━━━━━ Dataset extract ━━━━━
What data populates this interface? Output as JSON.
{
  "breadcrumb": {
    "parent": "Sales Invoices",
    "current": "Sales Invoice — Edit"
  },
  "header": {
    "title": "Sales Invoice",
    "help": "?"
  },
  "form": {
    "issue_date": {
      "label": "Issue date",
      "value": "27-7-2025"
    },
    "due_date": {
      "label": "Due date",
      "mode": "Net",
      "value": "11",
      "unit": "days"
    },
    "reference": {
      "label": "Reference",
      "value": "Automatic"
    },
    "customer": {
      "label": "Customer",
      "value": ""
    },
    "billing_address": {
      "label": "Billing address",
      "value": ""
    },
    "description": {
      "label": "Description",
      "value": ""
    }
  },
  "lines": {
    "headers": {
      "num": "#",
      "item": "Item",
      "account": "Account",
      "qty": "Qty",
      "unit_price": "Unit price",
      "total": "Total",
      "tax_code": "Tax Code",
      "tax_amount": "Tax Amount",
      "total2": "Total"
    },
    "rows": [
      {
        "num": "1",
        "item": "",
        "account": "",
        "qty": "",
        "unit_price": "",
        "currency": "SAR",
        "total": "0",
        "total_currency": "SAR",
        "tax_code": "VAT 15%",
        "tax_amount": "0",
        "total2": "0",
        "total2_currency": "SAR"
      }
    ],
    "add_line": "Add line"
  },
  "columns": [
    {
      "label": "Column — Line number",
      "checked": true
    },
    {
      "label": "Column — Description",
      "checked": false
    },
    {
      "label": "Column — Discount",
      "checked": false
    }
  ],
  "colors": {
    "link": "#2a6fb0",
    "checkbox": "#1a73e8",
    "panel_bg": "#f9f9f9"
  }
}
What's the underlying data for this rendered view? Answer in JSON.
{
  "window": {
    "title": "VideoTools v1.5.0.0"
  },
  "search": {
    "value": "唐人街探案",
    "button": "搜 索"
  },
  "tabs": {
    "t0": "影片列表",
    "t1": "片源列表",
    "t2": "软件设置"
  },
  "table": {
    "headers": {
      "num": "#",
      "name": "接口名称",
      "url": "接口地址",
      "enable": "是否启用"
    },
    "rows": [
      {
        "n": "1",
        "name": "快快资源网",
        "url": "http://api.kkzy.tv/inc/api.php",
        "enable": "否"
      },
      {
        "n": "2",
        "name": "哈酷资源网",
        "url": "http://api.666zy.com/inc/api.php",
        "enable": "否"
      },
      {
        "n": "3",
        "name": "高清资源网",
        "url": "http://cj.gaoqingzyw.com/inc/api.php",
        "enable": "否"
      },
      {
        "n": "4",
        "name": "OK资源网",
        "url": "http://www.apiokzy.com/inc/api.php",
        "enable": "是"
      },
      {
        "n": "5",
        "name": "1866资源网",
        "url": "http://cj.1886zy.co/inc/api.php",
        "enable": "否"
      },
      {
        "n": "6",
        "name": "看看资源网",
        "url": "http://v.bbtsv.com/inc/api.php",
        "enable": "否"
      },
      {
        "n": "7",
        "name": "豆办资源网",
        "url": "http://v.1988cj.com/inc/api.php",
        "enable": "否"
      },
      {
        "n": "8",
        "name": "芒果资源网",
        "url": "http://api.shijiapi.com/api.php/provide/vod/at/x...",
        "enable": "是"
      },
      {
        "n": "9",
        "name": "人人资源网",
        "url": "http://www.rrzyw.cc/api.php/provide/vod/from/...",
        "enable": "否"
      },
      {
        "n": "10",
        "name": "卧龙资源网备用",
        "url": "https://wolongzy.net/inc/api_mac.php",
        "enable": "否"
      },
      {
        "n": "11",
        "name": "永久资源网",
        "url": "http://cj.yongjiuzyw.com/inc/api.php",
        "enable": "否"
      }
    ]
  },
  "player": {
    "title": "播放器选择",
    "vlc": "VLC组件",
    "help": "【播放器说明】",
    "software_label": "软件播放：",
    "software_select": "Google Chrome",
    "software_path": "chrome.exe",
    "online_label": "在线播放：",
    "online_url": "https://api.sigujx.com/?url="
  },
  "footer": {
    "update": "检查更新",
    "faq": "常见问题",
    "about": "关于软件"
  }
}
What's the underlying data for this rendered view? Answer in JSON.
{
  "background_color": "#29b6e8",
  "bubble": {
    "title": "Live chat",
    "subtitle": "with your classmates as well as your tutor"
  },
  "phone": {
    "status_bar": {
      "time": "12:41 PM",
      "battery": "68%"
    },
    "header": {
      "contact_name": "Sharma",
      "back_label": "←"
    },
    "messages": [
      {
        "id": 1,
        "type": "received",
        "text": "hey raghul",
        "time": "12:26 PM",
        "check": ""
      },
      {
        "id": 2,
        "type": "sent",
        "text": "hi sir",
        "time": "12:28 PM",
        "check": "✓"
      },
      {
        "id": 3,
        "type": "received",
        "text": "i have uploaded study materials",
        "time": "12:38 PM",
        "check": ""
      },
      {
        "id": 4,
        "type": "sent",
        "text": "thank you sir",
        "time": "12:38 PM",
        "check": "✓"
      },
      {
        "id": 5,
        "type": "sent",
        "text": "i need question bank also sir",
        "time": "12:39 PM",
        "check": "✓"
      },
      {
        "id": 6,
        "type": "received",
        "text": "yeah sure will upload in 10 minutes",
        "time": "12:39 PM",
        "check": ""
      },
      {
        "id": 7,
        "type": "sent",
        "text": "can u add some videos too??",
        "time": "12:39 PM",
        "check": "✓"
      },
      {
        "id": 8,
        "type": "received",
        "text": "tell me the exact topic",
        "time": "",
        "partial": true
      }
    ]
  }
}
━━━━━
Retype the data in full and match it exactly.

Written answer
What data populates this interface? Output as JSON.
{
  "breadcrumb": {
    "parent": "Sales Invoices",
    "current": "Sales Invoice — Edit"
  },
  "header": {
    "title": "Sales Invoice",
    "help": "?"
  },
  "form": {
    "issue_date": {
      "label": "Issue date",
      "value": "27-7-2025"
    },
    "due_date": {
      "label": "Due date",
      "mode": "Net",
      "value": "11",
      "unit": "days"
    },
    "reference": {
      "label": "Reference",
      "value": "Automatic"
    },
    "customer": {
      "label": "Customer",
      "value": ""
    },
    "billing_address": {
      "label": "Billing address",
      "value": ""
    },
    "description": {
      "label": "Description",
      "value": ""
    }
  },
  "lines": {
    "headers": {
      "num": "#",
      "item": "Item",
      "account": "Account",
      "qty": "Qty",
      "unit_price": "Unit price",
      "total": "Total",
      "tax_code": "Tax Code",
      "tax_amount": "Tax Amount",
      "total2": "Total"
    },
    "rows": [
      {
        "num": "1",
        "item": "",
        "account": "",
        "qty": "",
        "unit_price": "",
        "currency": "SAR",
        "total": "0",
        "total_currency": "SAR",
        "tax_code": "VAT 15%",
        "tax_amount": "0",
        "total2": "0",
        "total2_currency": "SAR"
      }
    ],
    "add_line": "Add line"
  },
  "columns": [
    {
      "label": "Column — Line number",
      "checked": true
    },
    {
      "label": "Column — Description",
      "checked": false
    },
    {
      "label": "Column — Discount",
      "checked": false
    }
  ],
  "colors": {
    "link": "#2a6fb0",
    "checkbox": "#1a73e8",
    "panel_bg": "#f9f9f9"
  }
}
What's the underlying data for this rendered view? Answer in JSON.
{
  "window": {
    "title": "VideoTools v1.5.0.0"
  },
  "search": {
    "value": "唐人街探案",
    "button": "搜 索"
  },
  "tabs": {
    "t0": "影片列表",
    "t1": "片源列表",
    "t2": "软件设置"
  },
  "table": {
    "headers": {
      "num": "#",
      "name": "接口名称",
      "url": "接口地址",
      "enable": "是否启用"
    },
    "rows": [
      {
        "n": "1",
        "name": "快快资源网",
        "url": "http://api.kkzy.tv/inc/api.php",
        "enable": "否"
      },
      {
        "n": "2",
        "name": "哈酷资源网",
        "url": "http://api.666zy.com/inc/api.php",
        "enable": "否"
      },
      {
        "n": "3",
        "name": "高清资源网",
        "url": "http://cj.gaoqingzyw.com/inc/api.php",
        "enable": "否"
      },
      {
        "n": "4",
        "name": "OK资源网",
        "url": "http://www.apiokzy.com/inc/api.php",
        "enable": "是"
      },
      {
        "n": "5",
        "name": "1866资源网",
        "url": "http://cj.1886zy.co/inc/api.php",
        "enable": "否"
      },
      {
        "n": "6",
        "name": "看看资源网",
        "url": "http://v.bbtsv.com/inc/api.php",
        "enable": "否"
      },
      {
        "n": "7",
        "name": "豆办资源网",
        "url": "http://v.1988cj.com/inc/api.php",
        "enable": "否"
      },
      {
        "n": "8",
        "name": "芒果资源网",
        "url": "http://api.shijiapi.com/api.php/provide/vod/at/x...",
        "enable": "是"
      },
      {
        "n": "9",
        "name": "人人资源网",
        "url": "http://www.rrzyw.cc/api.php/provide/vod/from/...",
        "enable": "否"
      },
      {
        "n": "10",
        "name": "卧龙资源网备用",
        "url": "https://wolongzy.net/inc/api_mac.php",
        "enable": "否"
      },
      {
        "n": "11",
        "name": "永久资源网",
        "url": "http://cj.yongjiuzyw.com/inc/api.php",
        "enable": "否"
      }
    ]
  },
  "player": {
    "title": "播放器选择",
    "vlc": "VLC组件",
    "help": "【播放器说明】",
    "software_label": "软件播放：",
    "software_select": "Google Chrome",
    "software_path": "chrome.exe",
    "online_label": "在线播放：",
    "online_url": "https://api.sigujx.com/?url="
  },
  "footer": {
    "update": "检查更新",
    "faq": "常见问题",
    "about": "关于软件"
  }
}
What's the underlying data for this rendered view? Answer in JSON.
{
  "background_color": "#29b6e8",
  "bubble": {
    "title": "Live chat",
    "subtitle": "with your classmates as well as your tutor"
  },
  "phone": {
    "status_bar": {
      "time": "12:41 PM",
      "battery": "68%"
    },
    "header": {
      "contact_name": "Sharma",
      "back_label": "←"
    },
    "messages": [
      {
        "id": 1,
        "type": "received",
        "text": "hey raghul",
        "time": "12:26 PM",
        "check": ""
      },
      {
        "id": 2,
        "type": "sent",
        "text": "hi sir",
        "time": "12:28 PM",
        "check": "✓"
      },
      {
        "id": 3,
        "type": "received",
        "text": "i have uploaded study materials",
        "time": "12:38 PM",
        "check": ""
      },
      {
        "id": 4,
        "type": "sent",
        "text": "thank you sir",
        "time": "12:38 PM",
        "check": "✓"
      },
      {
        "id": 5,
        "type": "sent",
        "text": "i need question bank also sir",
        "time": "12:39 PM",
        "check": "✓"
      },
      {
        "id": 6,
        "type": "received",
        "text": "yeah sure will upload in 10 minutes",
        "time": "12:39 PM",
        "check": ""
      },
      {
        "id": 7,
        "type": "sent",
        "text": "can u add some videos too??",
        "time": "12:39 PM",
        "check": "✓"
      },
      {
        "id": 8,
        "type": "received",
        "text": "tell me the exact topic",
        "time": "",
        "partial": true
      }
    ]
  }
}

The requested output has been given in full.